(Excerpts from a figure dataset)
___

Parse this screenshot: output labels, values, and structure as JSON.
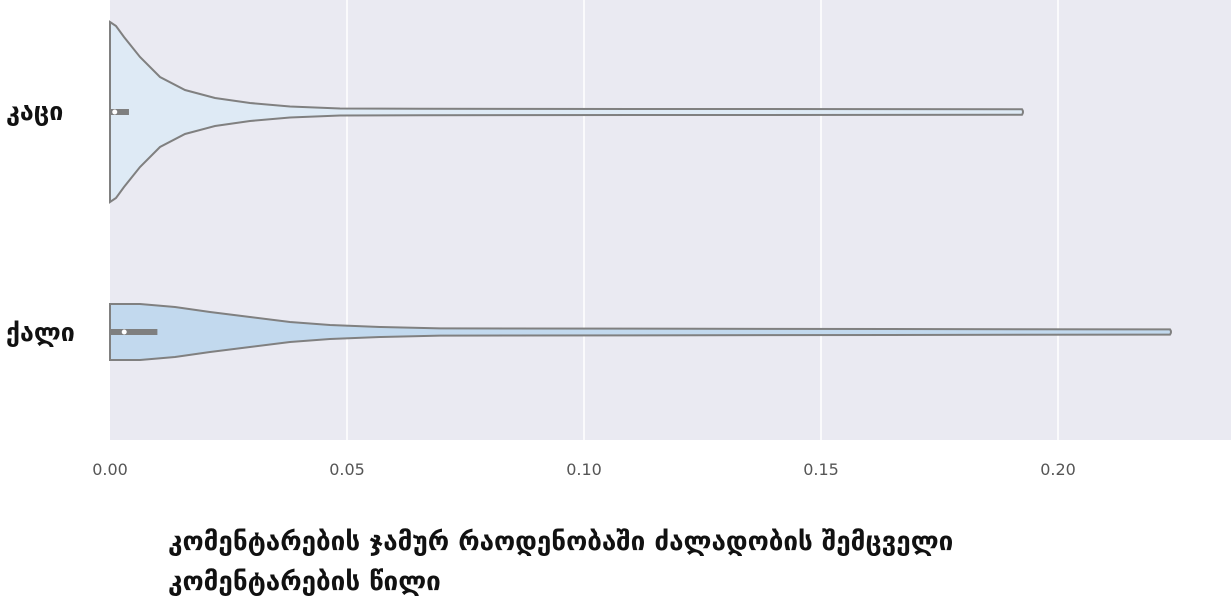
{
  "chart_data": {
    "type": "violin",
    "orientation": "horizontal",
    "categories": [
      "კაცი",
      "ქალი"
    ],
    "series": [
      {
        "category": "კაცი",
        "min": 0.0,
        "max": 0.193,
        "iqr": [
          0.0,
          0.004
        ],
        "median": 0.001,
        "fill": "#deeaf5"
      },
      {
        "category": "ქალი",
        "min": 0.0,
        "max": 0.224,
        "iqr": [
          0.0,
          0.01
        ],
        "median": 0.003,
        "fill": "#c2d9ee"
      }
    ],
    "xticks": [
      "0.00",
      "0.05",
      "0.10",
      "0.15",
      "0.20"
    ],
    "xlim": [
      0.0,
      0.237
    ],
    "xlabel": [
      "კომენტარების ჯამურ რაოდენობაში ძალადობის შემცველი",
      "კომენტარების წილი"
    ],
    "grid": true,
    "background": "#eaeaf2",
    "line_color": "#808080"
  }
}
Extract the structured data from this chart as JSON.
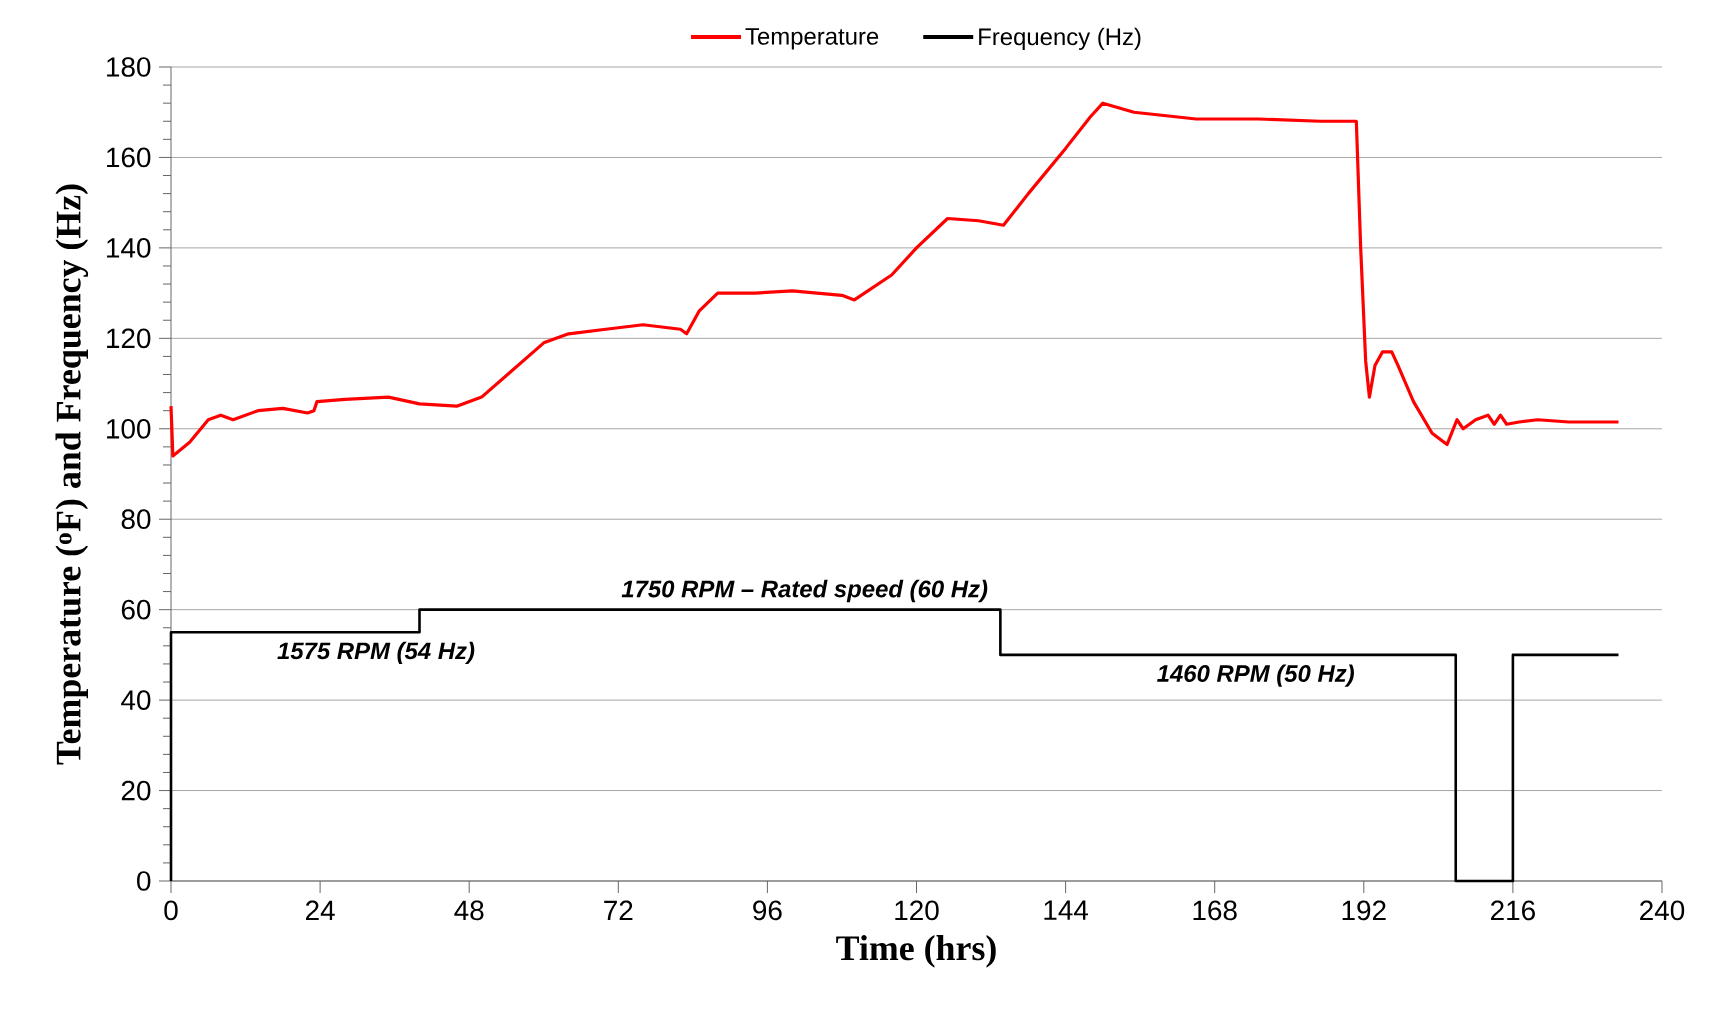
{
  "chart_data": {
    "type": "line",
    "xlabel": "Time (hrs)",
    "ylabel": "Temperature ($^{o}$F) and Frequency (Hz)",
    "xlim": [
      0,
      240
    ],
    "xticks": [
      0,
      24,
      48,
      72,
      96,
      120,
      144,
      168,
      192,
      216,
      240
    ],
    "ylim": [
      0,
      180
    ],
    "yticks": [
      0,
      20,
      40,
      60,
      80,
      100,
      120,
      140,
      160,
      180
    ],
    "grid": "y",
    "legend": "top",
    "marker": "none",
    "line_style": "solid",
    "series": [
      {
        "name": "Temperature",
        "color": "#ff0000",
        "x": [
          0,
          0.3,
          3,
          6,
          8,
          10,
          14,
          18,
          22,
          23,
          23.5,
          28,
          35,
          40,
          46,
          50,
          55,
          60,
          64,
          70,
          76,
          82,
          83,
          85,
          88,
          94,
          100,
          108,
          110,
          116,
          120,
          125,
          130,
          134,
          138,
          144,
          148,
          150,
          155,
          165,
          175,
          185,
          190,
          190.8,
          191.5,
          192.3,
          192.9,
          193.8,
          195,
          196.5,
          197.5,
          200,
          203,
          205.4,
          207,
          208,
          210,
          212,
          213,
          214,
          215,
          217,
          220,
          225,
          230,
          233
        ],
        "values": [
          105,
          94,
          97,
          102,
          103,
          102,
          104,
          104.5,
          103.5,
          104,
          106,
          106.5,
          107,
          105.5,
          105,
          107,
          113,
          119,
          121,
          122,
          123,
          122,
          121,
          126,
          130,
          130,
          130.5,
          129.5,
          128.5,
          134,
          140,
          146.5,
          146,
          145,
          152,
          162,
          169,
          172,
          170,
          168.5,
          168.5,
          168,
          168,
          168,
          140,
          115,
          107,
          114,
          117,
          117,
          114,
          106,
          99,
          96.5,
          102,
          100,
          102,
          103,
          101,
          103,
          101,
          101.5,
          102,
          101.5,
          101.5,
          101.5
        ]
      },
      {
        "name": "Frequency (Hz)",
        "color": "#000000",
        "type": "step",
        "x": [
          0,
          0,
          40,
          133.5,
          206.8,
          216,
          233
        ],
        "values": [
          0,
          55,
          60,
          50,
          0,
          50,
          50
        ]
      }
    ],
    "annotations": [
      {
        "text": "1750 RPM – Rated speed (60 Hz)",
        "x": 102,
        "y": 60
      },
      {
        "text": "1575 RPM (54 Hz)",
        "x": 33,
        "y": 55
      },
      {
        "text": "1460 RPM (50 Hz)",
        "x": 174.6,
        "y": 50
      }
    ]
  }
}
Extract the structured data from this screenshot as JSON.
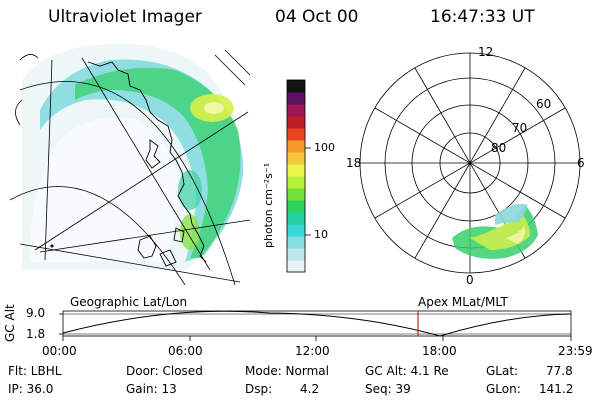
{
  "header": {
    "title": "Ultraviolet Imager",
    "date": "04 Oct 00",
    "time": "16:47:33 UT"
  },
  "colorbar": {
    "unit_label": "photon cm⁻²s⁻¹",
    "ticks": [
      "100",
      "10"
    ],
    "colors": [
      "#e8f4f4",
      "#bfe8ea",
      "#86dce0",
      "#38d8d8",
      "#26d0a6",
      "#2ed25a",
      "#72e23a",
      "#b8f03c",
      "#ecf648",
      "#f8c83c",
      "#f59a2a",
      "#e6461e",
      "#c01e26",
      "#9e1854",
      "#5e1064",
      "#141414"
    ]
  },
  "polar": {
    "mlt_labels": {
      "top": "12",
      "left": "18",
      "right": "6",
      "bottom": "0"
    },
    "lat_labels": [
      "60",
      "70",
      "80"
    ]
  },
  "captions": {
    "left_map": "Geographic Lat/Lon",
    "right_map": "Apex MLat/MLT"
  },
  "orbit_plot": {
    "ylabel": "GC Alt",
    "yticks": [
      "9.0",
      "1.8"
    ],
    "xticks": [
      "00:00",
      "06:00",
      "12:00",
      "18:00",
      "23:59"
    ],
    "marker_color": "#cc2222"
  },
  "info": {
    "filter": "Flt: LBHL",
    "ip": "IP: 36.0",
    "door": "Door: Closed",
    "gain": "Gain: 13",
    "mode": "Mode: Normal",
    "dsp_label": "Dsp:",
    "dsp_value": "4.2",
    "gc_alt": "GC Alt: 4.1 Re",
    "seq": "Seq: 39",
    "glat_label": "GLat:",
    "glat_value": "77.8",
    "glon_label": "GLon:",
    "glon_value": "141.2"
  }
}
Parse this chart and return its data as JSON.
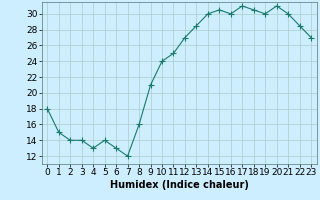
{
  "x": [
    0,
    1,
    2,
    3,
    4,
    5,
    6,
    7,
    8,
    9,
    10,
    11,
    12,
    13,
    14,
    15,
    16,
    17,
    18,
    19,
    20,
    21,
    22,
    23
  ],
  "y": [
    18,
    15,
    14,
    14,
    13,
    14,
    13,
    12,
    16,
    21,
    24,
    25,
    27,
    28.5,
    30,
    30.5,
    30,
    31,
    30.5,
    30,
    31,
    30,
    28.5,
    27
  ],
  "line_color": "#1a7a6a",
  "marker": "+",
  "marker_size": 4,
  "bg_color": "#cceeff",
  "grid_color": "#aacccc",
  "xlabel": "Humidex (Indice chaleur)",
  "xlabel_fontsize": 7,
  "ylabel_ticks": [
    12,
    14,
    16,
    18,
    20,
    22,
    24,
    26,
    28,
    30
  ],
  "ylim": [
    11.0,
    31.5
  ],
  "xlim": [
    -0.5,
    23.5
  ],
  "xtick_labels": [
    "0",
    "1",
    "2",
    "3",
    "4",
    "5",
    "6",
    "7",
    "8",
    "9",
    "10",
    "11",
    "12",
    "13",
    "14",
    "15",
    "16",
    "17",
    "18",
    "19",
    "20",
    "21",
    "22",
    "23"
  ],
  "tick_fontsize": 6.5
}
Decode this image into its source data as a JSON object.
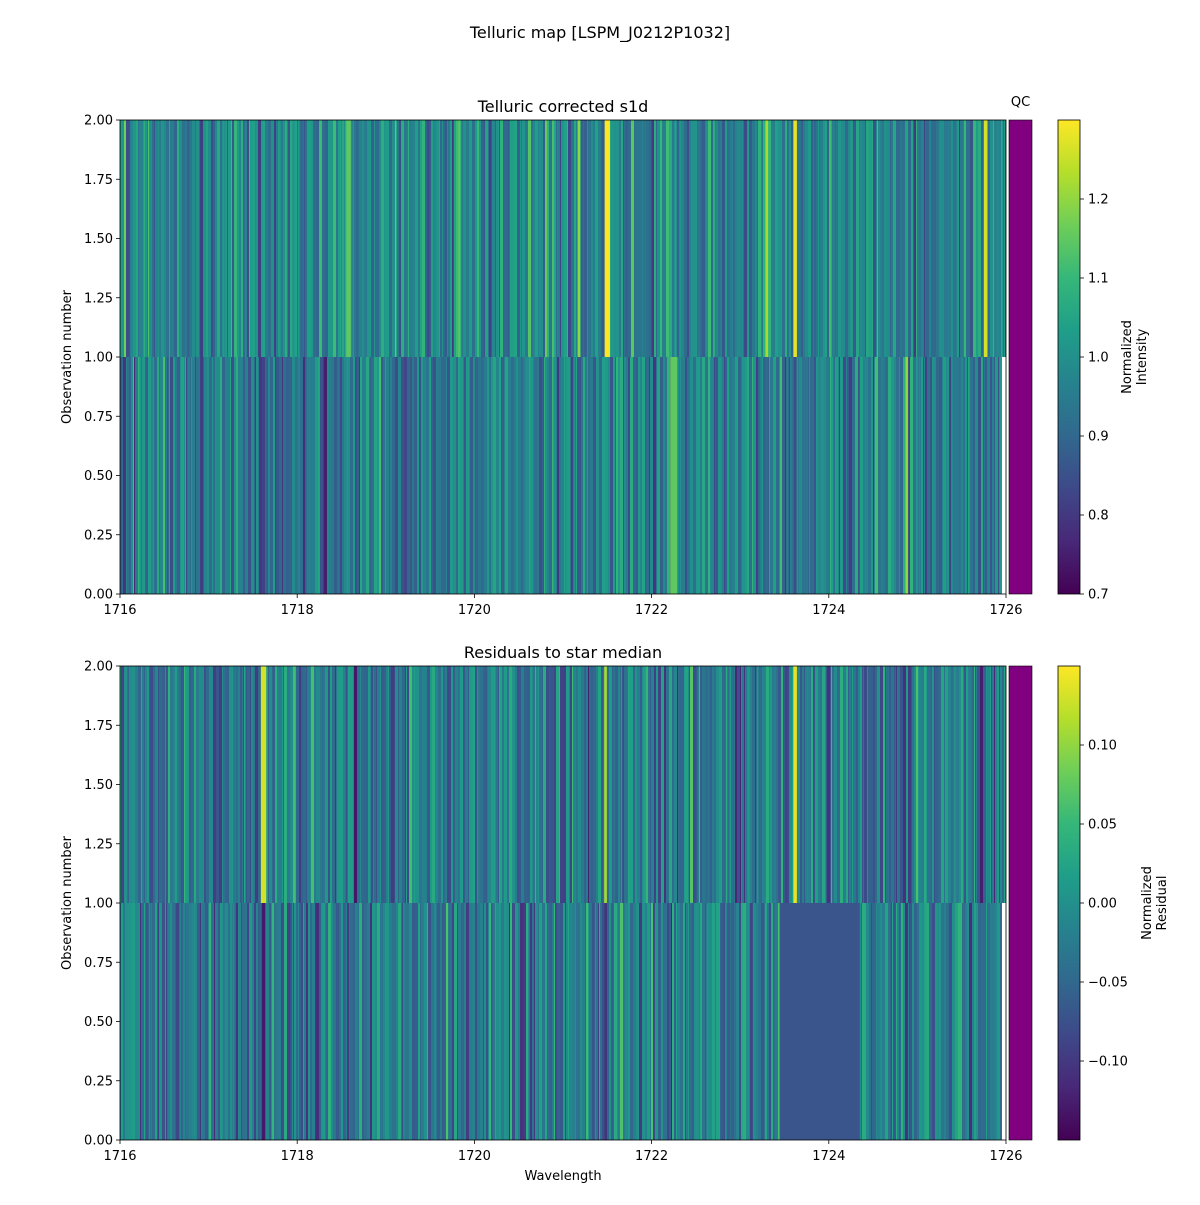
{
  "figure": {
    "suptitle": "Telluric map [LSPM_J0212P1032]",
    "qc_label": "QC",
    "qc_color": "#800080"
  },
  "colormap": [
    "#440154",
    "#482878",
    "#3e4989",
    "#31688e",
    "#26828e",
    "#1f9e89",
    "#35b779",
    "#6ece58",
    "#b5de2b",
    "#fde725"
  ],
  "chart_data": [
    {
      "type": "heatmap",
      "title": "Telluric corrected s1d",
      "xlabel": "",
      "ylabel": "Observation number",
      "xlim": [
        1716,
        1726
      ],
      "ylim": [
        0.0,
        2.0
      ],
      "xticks": [
        "1716",
        "1718",
        "1720",
        "1722",
        "1724",
        "1726"
      ],
      "yticks": [
        "0.00",
        "0.25",
        "0.50",
        "0.75",
        "1.00",
        "1.25",
        "1.50",
        "1.75",
        "2.00"
      ],
      "rows": [
        {
          "y_range": [
            0.0,
            1.0
          ],
          "x_range": [
            1716.0,
            1725.95
          ]
        },
        {
          "y_range": [
            1.0,
            2.0
          ],
          "x_range": [
            1716.0,
            1726.0
          ]
        }
      ],
      "value_range": [
        0.7,
        1.3
      ],
      "colorbar": {
        "label_line1": "Normalized",
        "label_line2": "Intensity",
        "ticks": [
          "0.7",
          "0.8",
          "0.9",
          "1.0",
          "1.1",
          "1.2"
        ],
        "tick_values": [
          0.7,
          0.8,
          0.9,
          1.0,
          1.1,
          1.2
        ]
      },
      "features": [
        {
          "x": 1721.5,
          "obs": [
            1
          ],
          "value": 1.3,
          "width": 0.06
        },
        {
          "x": 1723.62,
          "obs": [
            1
          ],
          "value": 1.28,
          "width": 0.04
        },
        {
          "x": 1725.77,
          "obs": [
            1
          ],
          "value": 1.26,
          "width": 0.04
        },
        {
          "x": 1723.3,
          "obs": [
            1
          ],
          "value": 1.22,
          "width": 0.03
        },
        {
          "x": 1721.18,
          "obs": [
            1
          ],
          "value": 1.2,
          "width": 0.03
        },
        {
          "x": 1718.58,
          "obs": [
            1
          ],
          "value": 1.15,
          "width": 0.05
        },
        {
          "x": 1724.88,
          "obs": [
            0
          ],
          "value": 1.2,
          "width": 0.03
        },
        {
          "x": 1722.25,
          "obs": [
            0
          ],
          "value": 1.15,
          "width": 0.08
        },
        {
          "x": 1716.92,
          "obs": [
            0,
            1
          ],
          "value": 0.8,
          "width": 0.03
        },
        {
          "x": 1717.62,
          "obs": [
            0
          ],
          "value": 0.82,
          "width": 0.04
        },
        {
          "x": 1720.18,
          "obs": [
            1
          ],
          "value": 0.82,
          "width": 0.03
        },
        {
          "x": 1721.1,
          "obs": [
            0
          ],
          "value": 0.82,
          "width": 0.03
        },
        {
          "x": 1723.62,
          "obs": [
            0
          ],
          "value": 0.84,
          "width": 0.03
        },
        {
          "x": 1724.97,
          "obs": [
            1
          ],
          "value": 0.8,
          "width": 0.03
        }
      ]
    },
    {
      "type": "heatmap",
      "title": "Residuals to star median",
      "xlabel": "Wavelength",
      "ylabel": "Observation number",
      "xlim": [
        1716,
        1726
      ],
      "ylim": [
        0.0,
        2.0
      ],
      "xticks": [
        "1716",
        "1718",
        "1720",
        "1722",
        "1724",
        "1726"
      ],
      "yticks": [
        "0.00",
        "0.25",
        "0.50",
        "0.75",
        "1.00",
        "1.25",
        "1.50",
        "1.75",
        "2.00"
      ],
      "rows": [
        {
          "y_range": [
            0.0,
            1.0
          ],
          "x_range": [
            1716.0,
            1725.95
          ]
        },
        {
          "y_range": [
            1.0,
            2.0
          ],
          "x_range": [
            1716.0,
            1726.0
          ]
        }
      ],
      "value_range": [
        -0.15,
        0.15
      ],
      "colorbar": {
        "label_line1": "Normalized",
        "label_line2": "Residual",
        "ticks": [
          "−0.10",
          "−0.05",
          "0.00",
          "0.05",
          "0.10"
        ],
        "tick_values": [
          -0.1,
          -0.05,
          0.0,
          0.05,
          0.1
        ]
      },
      "features": [
        {
          "x": 1717.62,
          "obs": [
            1
          ],
          "value": 0.13,
          "width": 0.06
        },
        {
          "x": 1723.62,
          "obs": [
            1
          ],
          "value": 0.14,
          "width": 0.04
        },
        {
          "x": 1721.48,
          "obs": [
            1
          ],
          "value": 0.11,
          "width": 0.03
        },
        {
          "x": 1717.62,
          "obs": [
            0
          ],
          "value": -0.13,
          "width": 0.04
        },
        {
          "x": 1723.62,
          "obs": [
            0
          ],
          "value": -0.14,
          "width": 0.03
        },
        {
          "x": 1721.48,
          "obs": [
            0
          ],
          "value": -0.11,
          "width": 0.03
        },
        {
          "x": 1723.9,
          "obs": [
            0
          ],
          "value": -0.07,
          "width": 0.9
        }
      ]
    }
  ]
}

___

• [The problem]: Copy every line in the records above that contains the word "Parse".

• [Output below]:
Parse this screenshot: output labels, values, and structure as JSON.
Parse this chart and return its data as JSON.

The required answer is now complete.